[Start GIVEN INFORMATION]

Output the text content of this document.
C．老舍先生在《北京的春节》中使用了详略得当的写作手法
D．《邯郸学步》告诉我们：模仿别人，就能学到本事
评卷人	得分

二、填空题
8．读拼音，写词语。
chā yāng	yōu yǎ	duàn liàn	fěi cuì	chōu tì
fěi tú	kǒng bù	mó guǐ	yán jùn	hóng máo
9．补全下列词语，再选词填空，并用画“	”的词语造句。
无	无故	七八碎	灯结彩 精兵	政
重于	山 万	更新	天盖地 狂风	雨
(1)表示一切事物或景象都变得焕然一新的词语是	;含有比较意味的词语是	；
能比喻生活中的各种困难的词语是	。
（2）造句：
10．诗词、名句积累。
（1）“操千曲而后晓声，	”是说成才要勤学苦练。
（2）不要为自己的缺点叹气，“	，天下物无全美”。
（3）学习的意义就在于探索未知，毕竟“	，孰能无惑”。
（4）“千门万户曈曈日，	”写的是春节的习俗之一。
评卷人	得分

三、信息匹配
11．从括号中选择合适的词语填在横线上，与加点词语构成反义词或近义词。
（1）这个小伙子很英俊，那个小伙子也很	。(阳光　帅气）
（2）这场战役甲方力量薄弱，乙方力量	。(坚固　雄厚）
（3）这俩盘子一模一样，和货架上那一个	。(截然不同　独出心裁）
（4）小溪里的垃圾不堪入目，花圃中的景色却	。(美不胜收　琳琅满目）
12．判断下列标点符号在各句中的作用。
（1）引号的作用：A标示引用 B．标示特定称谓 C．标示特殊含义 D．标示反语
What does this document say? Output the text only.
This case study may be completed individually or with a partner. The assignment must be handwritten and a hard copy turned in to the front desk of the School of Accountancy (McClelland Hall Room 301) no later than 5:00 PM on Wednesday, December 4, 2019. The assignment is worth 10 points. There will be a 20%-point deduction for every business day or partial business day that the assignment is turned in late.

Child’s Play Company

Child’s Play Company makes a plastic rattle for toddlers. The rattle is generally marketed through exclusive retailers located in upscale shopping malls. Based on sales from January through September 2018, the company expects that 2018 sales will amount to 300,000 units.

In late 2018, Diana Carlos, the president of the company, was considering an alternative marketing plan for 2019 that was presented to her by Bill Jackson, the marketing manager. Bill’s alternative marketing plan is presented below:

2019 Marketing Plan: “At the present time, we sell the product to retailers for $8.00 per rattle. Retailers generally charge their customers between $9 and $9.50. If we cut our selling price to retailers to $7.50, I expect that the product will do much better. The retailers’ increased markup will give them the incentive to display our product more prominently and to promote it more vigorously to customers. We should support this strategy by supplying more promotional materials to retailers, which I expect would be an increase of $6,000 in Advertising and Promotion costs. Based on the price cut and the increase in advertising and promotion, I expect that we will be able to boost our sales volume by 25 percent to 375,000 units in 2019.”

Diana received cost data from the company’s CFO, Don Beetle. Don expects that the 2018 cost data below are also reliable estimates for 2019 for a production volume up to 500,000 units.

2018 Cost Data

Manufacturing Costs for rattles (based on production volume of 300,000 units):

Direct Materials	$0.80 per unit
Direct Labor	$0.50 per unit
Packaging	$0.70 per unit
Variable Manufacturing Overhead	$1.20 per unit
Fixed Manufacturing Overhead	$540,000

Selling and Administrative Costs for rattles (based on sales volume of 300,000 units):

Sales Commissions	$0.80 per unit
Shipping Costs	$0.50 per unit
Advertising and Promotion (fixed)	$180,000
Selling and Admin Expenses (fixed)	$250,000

[End GIVEN INFORMATION]

§ WORK INSTRUCTIONS
Please output every record, keeping each line exact.

§ OUTPUT FOR THIS TASK
Output the text content of this document.
C．老舍先生在《北京的春节》中使用了详略得当的写作手法
D．《邯郸学步》告诉我们：模仿别人，就能学到本事
评卷人	得分

二、填空题
8．读拼音，写词语。
chā yāng	yōu yǎ	duàn liàn	fěi cuì	chōu tì
fěi tú	kǒng bù	mó guǐ	yán jùn	hóng máo
9．补全下列词语，再选词填空，并用画“	”的词语造句。
无	无故	七八碎	灯结彩 精兵	政
重于	山 万	更新	天盖地 狂风	雨
(1)表示一切事物或景象都变得焕然一新的词语是	;含有比较意味的词语是	；
能比喻生活中的各种困难的词语是	。
（2）造句：
10．诗词、名句积累。
（1）“操千曲而后晓声，	”是说成才要勤学苦练。
（2）不要为自己的缺点叹气，“	，天下物无全美”。
（3）学习的意义就在于探索未知，毕竟“	，孰能无惑”。
（4）“千门万户曈曈日，	”写的是春节的习俗之一。
评卷人	得分

三、信息匹配
11．从括号中选择合适的词语填在横线上，与加点词语构成反义词或近义词。
（1）这个小伙子很英俊，那个小伙子也很	。(阳光　帅气）
（2）这场战役甲方力量薄弱，乙方力量	。(坚固　雄厚）
（3）这俩盘子一模一样，和货架上那一个	。(截然不同　独出心裁）
（4）小溪里的垃圾不堪入目，花圃中的景色却	。(美不胜收　琳琅满目）
12．判断下列标点符号在各句中的作用。
（1）引号的作用：A标示引用 B．标示特定称谓 C．标示特殊含义 D．标示反语
What does this document say? Output the text only.
This case study may be completed individually or with a partner. The assignment must be handwritten and a hard copy turned in to the front desk of the School of Accountancy (McClelland Hall Room 301) no later than 5:00 PM on Wednesday, December 4, 2019. The assignment is worth 10 points. There will be a 20%-point deduction for every business day or partial business day that the assignment is turned in late.

Child’s Play Company

Child’s Play Company makes a plastic rattle for toddlers. The rattle is generally marketed through exclusive retailers located in upscale shopping malls. Based on sales from January through September 2018, the company expects that 2018 sales will amount to 300,000 units.

In late 2018, Diana Carlos, the president of the company, was considering an alternative marketing plan for 2019 that was presented to her by Bill Jackson, the marketing manager. Bill’s alternative marketing plan is presented below:

2019 Marketing Plan: “At the present time, we sell the product to retailers for $8.00 per rattle. Retailers generally charge their customers between $9 and $9.50. If we cut our selling price to retailers to $7.50, I expect that the product will do much better. The retailers’ increased markup will give them the incentive to display our product more prominently and to promote it more vigorously to customers. We should support this strategy by supplying more promotional materials to retailers, which I expect would be an increase of $6,000 in Advertising and Promotion costs. Based on the price cut and the increase in advertising and promotion, I expect that we will be able to boost our sales volume by 25 percent to 375,000 units in 2019.”

Diana received cost data from the company’s CFO, Don Beetle. Don expects that the 2018 cost data below are also reliable estimates for 2019 for a production volume up to 500,000 units.

2018 Cost Data

Manufacturing Costs for rattles (based on production volume of 300,000 units):

Direct Materials	$0.80 per unit
Direct Labor	$0.50 per unit
Packaging	$0.70 per unit
Variable Manufacturing Overhead	$1.20 per unit
Fixed Manufacturing Overhead	$540,000

Selling and Administrative Costs for rattles (based on sales volume of 300,000 units):

Sales Commissions	$0.80 per unit
Shipping Costs	$0.50 per unit
Advertising and Promotion (fixed)	$180,000
Selling and Admin Expenses (fixed)	$250,000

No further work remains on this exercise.